## Exercise brief
Quote, without change, all of the lines that follow.

[Dataset records]
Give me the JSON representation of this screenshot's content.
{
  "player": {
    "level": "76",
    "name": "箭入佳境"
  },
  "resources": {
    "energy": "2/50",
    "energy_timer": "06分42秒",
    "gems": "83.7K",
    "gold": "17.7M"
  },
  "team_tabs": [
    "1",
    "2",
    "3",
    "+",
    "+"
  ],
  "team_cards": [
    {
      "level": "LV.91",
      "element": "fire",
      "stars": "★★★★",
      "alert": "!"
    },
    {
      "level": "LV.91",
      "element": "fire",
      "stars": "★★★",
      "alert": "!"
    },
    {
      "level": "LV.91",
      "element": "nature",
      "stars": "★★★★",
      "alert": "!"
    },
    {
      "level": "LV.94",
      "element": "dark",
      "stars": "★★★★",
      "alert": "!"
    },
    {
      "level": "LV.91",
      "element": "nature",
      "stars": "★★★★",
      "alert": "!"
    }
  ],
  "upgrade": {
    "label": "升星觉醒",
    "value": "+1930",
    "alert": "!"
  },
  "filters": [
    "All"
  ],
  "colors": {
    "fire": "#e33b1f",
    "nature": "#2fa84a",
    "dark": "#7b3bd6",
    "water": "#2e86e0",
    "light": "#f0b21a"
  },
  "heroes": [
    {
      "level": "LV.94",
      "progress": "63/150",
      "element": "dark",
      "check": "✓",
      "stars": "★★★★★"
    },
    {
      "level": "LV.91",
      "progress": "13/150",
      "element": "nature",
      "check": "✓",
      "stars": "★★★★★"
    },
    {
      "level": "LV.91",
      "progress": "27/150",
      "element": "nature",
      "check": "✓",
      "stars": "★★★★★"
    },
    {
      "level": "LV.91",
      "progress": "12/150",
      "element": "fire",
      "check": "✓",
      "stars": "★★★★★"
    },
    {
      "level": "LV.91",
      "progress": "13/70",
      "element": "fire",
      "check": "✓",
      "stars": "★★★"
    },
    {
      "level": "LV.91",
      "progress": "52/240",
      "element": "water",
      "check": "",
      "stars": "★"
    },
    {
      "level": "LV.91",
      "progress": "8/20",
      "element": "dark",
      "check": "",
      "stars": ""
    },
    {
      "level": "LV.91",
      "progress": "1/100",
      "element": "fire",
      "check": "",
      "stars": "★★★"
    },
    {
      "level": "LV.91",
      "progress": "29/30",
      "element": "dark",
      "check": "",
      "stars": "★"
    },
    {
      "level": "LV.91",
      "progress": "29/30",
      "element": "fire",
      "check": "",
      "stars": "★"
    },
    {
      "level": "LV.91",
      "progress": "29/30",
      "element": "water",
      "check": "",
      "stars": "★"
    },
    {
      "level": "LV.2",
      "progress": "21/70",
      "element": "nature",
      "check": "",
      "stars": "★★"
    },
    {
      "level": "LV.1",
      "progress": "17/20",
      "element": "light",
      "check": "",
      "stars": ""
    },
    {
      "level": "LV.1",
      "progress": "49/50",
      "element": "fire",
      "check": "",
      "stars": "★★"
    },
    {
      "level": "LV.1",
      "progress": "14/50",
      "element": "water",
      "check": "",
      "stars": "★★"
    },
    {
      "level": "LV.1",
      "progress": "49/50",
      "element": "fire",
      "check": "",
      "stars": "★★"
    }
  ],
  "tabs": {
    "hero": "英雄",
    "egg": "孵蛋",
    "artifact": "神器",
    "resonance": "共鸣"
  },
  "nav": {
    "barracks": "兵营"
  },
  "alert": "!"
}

## Solution
Give me the JSON representation of this screenshot's content.
{
  "player": {
    "level": "76",
    "name": "箭入佳境"
  },
  "resources": {
    "energy": "2/50",
    "energy_timer": "06分42秒",
    "gems": "83.7K",
    "gold": "17.7M"
  },
  "team_tabs": [
    "1",
    "2",
    "3",
    "+",
    "+"
  ],
  "team_cards": [
    {
      "level": "LV.91",
      "element": "fire",
      "stars": "★★★★",
      "alert": "!"
    },
    {
      "level": "LV.91",
      "element": "fire",
      "stars": "★★★",
      "alert": "!"
    },
    {
      "level": "LV.91",
      "element": "nature",
      "stars": "★★★★",
      "alert": "!"
    },
    {
      "level": "LV.94",
      "element": "dark",
      "stars": "★★★★",
      "alert": "!"
    },
    {
      "level": "LV.91",
      "element": "nature",
      "stars": "★★★★",
      "alert": "!"
    }
  ],
  "upgrade": {
    "label": "升星觉醒",
    "value": "+1930",
    "alert": "!"
  },
  "filters": [
    "All"
  ],
  "colors": {
    "fire": "#e33b1f",
    "nature": "#2fa84a",
    "dark": "#7b3bd6",
    "water": "#2e86e0",
    "light": "#f0b21a"
  },
  "heroes": [
    {
      "level": "LV.94",
      "progress": "63/150",
      "element": "dark",
      "check": "✓",
      "stars": "★★★★★"
    },
    {
      "level": "LV.91",
      "progress": "13/150",
      "element": "nature",
      "check": "✓",
      "stars": "★★★★★"
    },
    {
      "level": "LV.91",
      "progress": "27/150",
      "element": "nature",
      "check": "✓",
      "stars": "★★★★★"
    },
    {
      "level": "LV.91",
      "progress": "12/150",
      "element": "fire",
      "check": "✓",
      "stars": "★★★★★"
    },
    {
      "level": "LV.91",
      "progress": "13/70",
      "element": "fire",
      "check": "✓",
      "stars": "★★★"
    },
    {
      "level": "LV.91",
      "progress": "52/240",
      "element": "water",
      "check": "",
      "stars": "★"
    },
    {
      "level": "LV.91",
      "progress": "8/20",
      "element": "dark",
      "check": "",
      "stars": ""
    },
    {
      "level": "LV.91",
      "progress": "1/100",
      "element": "fire",
      "check": "",
      "stars": "★★★"
    },
    {
      "level": "LV.91",
      "progress": "29/30",
      "element": "dark",
      "check": "",
      "stars": "★"
    },
    {
      "level": "LV.91",
      "progress": "29/30",
      "element": "fire",
      "check": "",
      "stars": "★"
    },
    {
      "level": "LV.91",
      "progress": "29/30",
      "element": "water",
      "check": "",
      "stars": "★"
    },
    {
      "level": "LV.2",
      "progress": "21/70",
      "element": "nature",
      "check": "",
      "stars": "★★"
    },
    {
      "level": "LV.1",
      "progress": "17/20",
      "element": "light",
      "check": "",
      "stars": ""
    },
    {
      "level": "LV.1",
      "progress": "49/50",
      "element": "fire",
      "check": "",
      "stars": "★★"
    },
    {
      "level": "LV.1",
      "progress": "14/50",
      "element": "water",
      "check": "",
      "stars": "★★"
    },
    {
      "level": "LV.1",
      "progress": "49/50",
      "element": "fire",
      "check": "",
      "stars": "★★"
    }
  ],
  "tabs": {
    "hero": "英雄",
    "egg": "孵蛋",
    "artifact": "神器",
    "resonance": "共鸣"
  },
  "nav": {
    "barracks": "兵营"
  },
  "alert": "!"
}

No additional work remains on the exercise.